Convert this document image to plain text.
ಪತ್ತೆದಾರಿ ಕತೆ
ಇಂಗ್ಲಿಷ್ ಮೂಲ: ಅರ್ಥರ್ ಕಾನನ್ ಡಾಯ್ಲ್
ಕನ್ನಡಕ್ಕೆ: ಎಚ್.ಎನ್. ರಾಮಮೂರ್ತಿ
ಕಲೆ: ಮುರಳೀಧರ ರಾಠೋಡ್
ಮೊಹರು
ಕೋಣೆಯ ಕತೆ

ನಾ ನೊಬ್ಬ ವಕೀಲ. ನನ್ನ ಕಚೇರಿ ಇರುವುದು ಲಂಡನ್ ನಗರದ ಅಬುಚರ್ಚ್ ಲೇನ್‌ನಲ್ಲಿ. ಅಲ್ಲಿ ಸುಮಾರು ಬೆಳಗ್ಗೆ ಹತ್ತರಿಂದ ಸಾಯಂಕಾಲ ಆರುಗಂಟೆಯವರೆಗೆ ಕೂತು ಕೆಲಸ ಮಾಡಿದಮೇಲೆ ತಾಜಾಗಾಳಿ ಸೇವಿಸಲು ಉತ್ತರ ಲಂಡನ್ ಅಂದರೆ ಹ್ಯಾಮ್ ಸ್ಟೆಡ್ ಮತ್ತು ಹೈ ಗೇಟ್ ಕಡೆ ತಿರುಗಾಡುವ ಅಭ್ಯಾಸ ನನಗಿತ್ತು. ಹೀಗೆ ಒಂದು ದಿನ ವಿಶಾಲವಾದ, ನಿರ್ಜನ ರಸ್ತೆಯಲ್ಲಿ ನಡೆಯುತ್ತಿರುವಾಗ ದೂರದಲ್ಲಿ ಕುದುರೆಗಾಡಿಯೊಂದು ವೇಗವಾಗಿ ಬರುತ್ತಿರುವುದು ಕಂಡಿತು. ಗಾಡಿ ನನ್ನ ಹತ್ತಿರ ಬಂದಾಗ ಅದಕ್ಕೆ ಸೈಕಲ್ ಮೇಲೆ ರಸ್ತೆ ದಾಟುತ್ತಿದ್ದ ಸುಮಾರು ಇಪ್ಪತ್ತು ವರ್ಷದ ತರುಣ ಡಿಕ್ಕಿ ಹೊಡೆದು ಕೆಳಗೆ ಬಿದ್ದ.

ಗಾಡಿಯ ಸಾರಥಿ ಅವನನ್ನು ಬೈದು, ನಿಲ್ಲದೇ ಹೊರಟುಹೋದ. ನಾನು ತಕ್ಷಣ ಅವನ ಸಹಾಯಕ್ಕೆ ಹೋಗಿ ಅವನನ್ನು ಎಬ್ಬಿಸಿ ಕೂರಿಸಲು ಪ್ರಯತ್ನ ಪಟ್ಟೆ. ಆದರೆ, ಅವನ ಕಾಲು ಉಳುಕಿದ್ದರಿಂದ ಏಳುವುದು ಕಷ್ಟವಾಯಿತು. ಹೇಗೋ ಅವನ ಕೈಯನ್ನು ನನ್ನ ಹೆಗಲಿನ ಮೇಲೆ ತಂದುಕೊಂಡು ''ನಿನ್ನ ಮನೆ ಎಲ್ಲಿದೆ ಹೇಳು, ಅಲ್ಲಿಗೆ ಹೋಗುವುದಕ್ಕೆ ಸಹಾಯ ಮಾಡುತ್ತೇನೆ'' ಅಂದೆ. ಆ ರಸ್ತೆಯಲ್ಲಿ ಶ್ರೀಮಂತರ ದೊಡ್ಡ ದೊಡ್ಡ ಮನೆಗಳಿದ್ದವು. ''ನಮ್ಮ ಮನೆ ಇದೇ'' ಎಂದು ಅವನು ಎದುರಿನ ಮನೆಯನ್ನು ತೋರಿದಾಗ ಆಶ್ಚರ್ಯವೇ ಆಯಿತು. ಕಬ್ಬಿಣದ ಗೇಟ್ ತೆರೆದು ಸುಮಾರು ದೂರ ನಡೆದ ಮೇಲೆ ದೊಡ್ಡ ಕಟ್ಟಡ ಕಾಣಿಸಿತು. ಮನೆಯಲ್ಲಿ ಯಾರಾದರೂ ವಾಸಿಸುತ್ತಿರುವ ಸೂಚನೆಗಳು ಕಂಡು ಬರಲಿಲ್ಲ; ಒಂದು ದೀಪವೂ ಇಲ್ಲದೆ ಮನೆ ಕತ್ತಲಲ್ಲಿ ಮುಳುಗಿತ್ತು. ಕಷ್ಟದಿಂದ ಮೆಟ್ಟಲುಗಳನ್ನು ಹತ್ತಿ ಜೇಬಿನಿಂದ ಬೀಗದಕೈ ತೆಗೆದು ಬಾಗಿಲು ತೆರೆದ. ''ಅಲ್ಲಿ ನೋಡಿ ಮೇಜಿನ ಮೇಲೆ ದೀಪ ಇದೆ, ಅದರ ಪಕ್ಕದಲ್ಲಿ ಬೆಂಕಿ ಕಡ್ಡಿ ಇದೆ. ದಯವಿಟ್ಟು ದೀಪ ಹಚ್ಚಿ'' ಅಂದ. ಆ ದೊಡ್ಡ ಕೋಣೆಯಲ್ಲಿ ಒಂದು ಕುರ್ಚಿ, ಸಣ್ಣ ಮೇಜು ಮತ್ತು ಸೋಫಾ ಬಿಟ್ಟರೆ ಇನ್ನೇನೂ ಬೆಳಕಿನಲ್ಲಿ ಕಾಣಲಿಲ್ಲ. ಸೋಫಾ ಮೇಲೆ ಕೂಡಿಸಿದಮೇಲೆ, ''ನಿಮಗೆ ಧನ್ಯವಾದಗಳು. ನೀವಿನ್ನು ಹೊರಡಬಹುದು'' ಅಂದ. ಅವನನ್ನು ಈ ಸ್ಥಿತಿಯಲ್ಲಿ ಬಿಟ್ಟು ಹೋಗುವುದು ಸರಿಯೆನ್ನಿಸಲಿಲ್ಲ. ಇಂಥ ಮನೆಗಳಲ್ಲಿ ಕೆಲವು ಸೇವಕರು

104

━━━━

Goal ▸
Copy each line of the data exactly, leaving nothing out.

Output for this exercise ▸
Convert this document image to plain text.
ಪತ್ತೆದಾರಿ ಕತೆ
ಇಂಗ್ಲಿಷ್ ಮೂಲ: ಅರ್ಥರ್ ಕಾನನ್ ಡಾಯ್ಲ್
ಕನ್ನಡಕ್ಕೆ: ಎಚ್.ಎನ್. ರಾಮಮೂರ್ತಿ
ಕಲೆ: ಮುರಳೀಧರ ರಾಠೋಡ್
ಮೊಹರು
ಕೋಣೆಯ ಕತೆ

ನಾ ನೊಬ್ಬ ವಕೀಲ. ನನ್ನ ಕಚೇರಿ ಇರುವುದು ಲಂಡನ್ ನಗರದ ಅಬುಚರ್ಚ್ ಲೇನ್‌ನಲ್ಲಿ. ಅಲ್ಲಿ ಸುಮಾರು ಬೆಳಗ್ಗೆ ಹತ್ತರಿಂದ ಸಾಯಂಕಾಲ ಆರುಗಂಟೆಯವರೆಗೆ ಕೂತು ಕೆಲಸ ಮಾಡಿದಮೇಲೆ ತಾಜಾಗಾಳಿ ಸೇವಿಸಲು ಉತ್ತರ ಲಂಡನ್ ಅಂದರೆ ಹ್ಯಾಮ್ ಸ್ಟೆಡ್ ಮತ್ತು ಹೈ ಗೇಟ್ ಕಡೆ ತಿರುಗಾಡುವ ಅಭ್ಯಾಸ ನನಗಿತ್ತು. ಹೀಗೆ ಒಂದು ದಿನ ವಿಶಾಲವಾದ, ನಿರ್ಜನ ರಸ್ತೆಯಲ್ಲಿ ನಡೆಯುತ್ತಿರುವಾಗ ದೂರದಲ್ಲಿ ಕುದುರೆಗಾಡಿಯೊಂದು ವೇಗವಾಗಿ ಬರುತ್ತಿರುವುದು ಕಂಡಿತು. ಗಾಡಿ ನನ್ನ ಹತ್ತಿರ ಬಂದಾಗ ಅದಕ್ಕೆ ಸೈಕಲ್ ಮೇಲೆ ರಸ್ತೆ ದಾಟುತ್ತಿದ್ದ ಸುಮಾರು ಇಪ್ಪತ್ತು ವರ್ಷದ ತರುಣ ಡಿಕ್ಕಿ ಹೊಡೆದು ಕೆಳಗೆ ಬಿದ್ದ.

ಗಾಡಿಯ ಸಾರಥಿ ಅವನನ್ನು ಬೈದು, ನಿಲ್ಲದೇ ಹೊರಟುಹೋದ. ನಾನು ತಕ್ಷಣ ಅವನ ಸಹಾಯಕ್ಕೆ ಹೋಗಿ ಅವನನ್ನು ಎಬ್ಬಿಸಿ ಕೂರಿಸಲು ಪ್ರಯತ್ನ ಪಟ್ಟೆ. ಆದರೆ, ಅವನ ಕಾಲು ಉಳುಕಿದ್ದರಿಂದ ಏಳುವುದು ಕಷ್ಟವಾಯಿತು. ಹೇಗೋ ಅವನ ಕೈಯನ್ನು ನನ್ನ ಹೆಗಲಿನ ಮೇಲೆ ತಂದುಕೊಂಡು ''ನಿನ್ನ ಮನೆ ಎಲ್ಲಿದೆ ಹೇಳು, ಅಲ್ಲಿಗೆ ಹೋಗುವುದಕ್ಕೆ ಸಹಾಯ ಮಾಡುತ್ತೇನೆ'' ಅಂದೆ. ಆ ರಸ್ತೆಯಲ್ಲಿ ಶ್ರೀಮಂತರ ದೊಡ್ಡ ದೊಡ್ಡ ಮನೆಗಳಿದ್ದವು. ''ನಮ್ಮ ಮನೆ ಇದೇ'' ಎಂದು ಅವನು ಎದುರಿನ ಮನೆಯನ್ನು ತೋರಿದಾಗ ಆಶ್ಚರ್ಯವೇ ಆಯಿತು. ಕಬ್ಬಿಣದ ಗೇಟ್ ತೆರೆದು ಸುಮಾರು ದೂರ ನಡೆದ ಮೇಲೆ ದೊಡ್ಡ ಕಟ್ಟಡ ಕಾಣಿಸಿತು. ಮನೆಯಲ್ಲಿ ಯಾರಾದರೂ ವಾಸಿಸುತ್ತಿರುವ ಸೂಚನೆಗಳು ಕಂಡು ಬರಲಿಲ್ಲ; ಒಂದು ದೀಪವೂ ಇಲ್ಲದೆ ಮನೆ ಕತ್ತಲಲ್ಲಿ ಮುಳುಗಿತ್ತು. ಕಷ್ಟದಿಂದ ಮೆಟ್ಟಲುಗಳನ್ನು ಹತ್ತಿ ಜೇಬಿನಿಂದ ಬೀಗದಕೈ ತೆಗೆದು ಬಾಗಿಲು ತೆರೆದ. ''ಅಲ್ಲಿ ನೋಡಿ ಮೇಜಿನ ಮೇಲೆ ದೀಪ ಇದೆ, ಅದರ ಪಕ್ಕದಲ್ಲಿ ಬೆಂಕಿ ಕಡ್ಡಿ ಇದೆ. ದಯವಿಟ್ಟು ದೀಪ ಹಚ್ಚಿ'' ಅಂದ. ಆ ದೊಡ್ಡ ಕೋಣೆಯಲ್ಲಿ ಒಂದು ಕುರ್ಚಿ, ಸಣ್ಣ ಮೇಜು ಮತ್ತು ಸೋಫಾ ಬಿಟ್ಟರೆ ಇನ್ನೇನೂ ಬೆಳಕಿನಲ್ಲಿ ಕಾಣಲಿಲ್ಲ. ಸೋಫಾ ಮೇಲೆ ಕೂಡಿಸಿದಮೇಲೆ, ''ನಿಮಗೆ ಧನ್ಯವಾದಗಳು. ನೀವಿನ್ನು ಹೊರಡಬಹುದು'' ಅಂದ. ಅವನನ್ನು ಈ ಸ್ಥಿತಿಯಲ್ಲಿ ಬಿಟ್ಟು ಹೋಗುವುದು ಸರಿಯೆನ್ನಿಸಲಿಲ್ಲ. ಇಂಥ ಮನೆಗಳಲ್ಲಿ ಕೆಲವು ಸೇವಕರು

104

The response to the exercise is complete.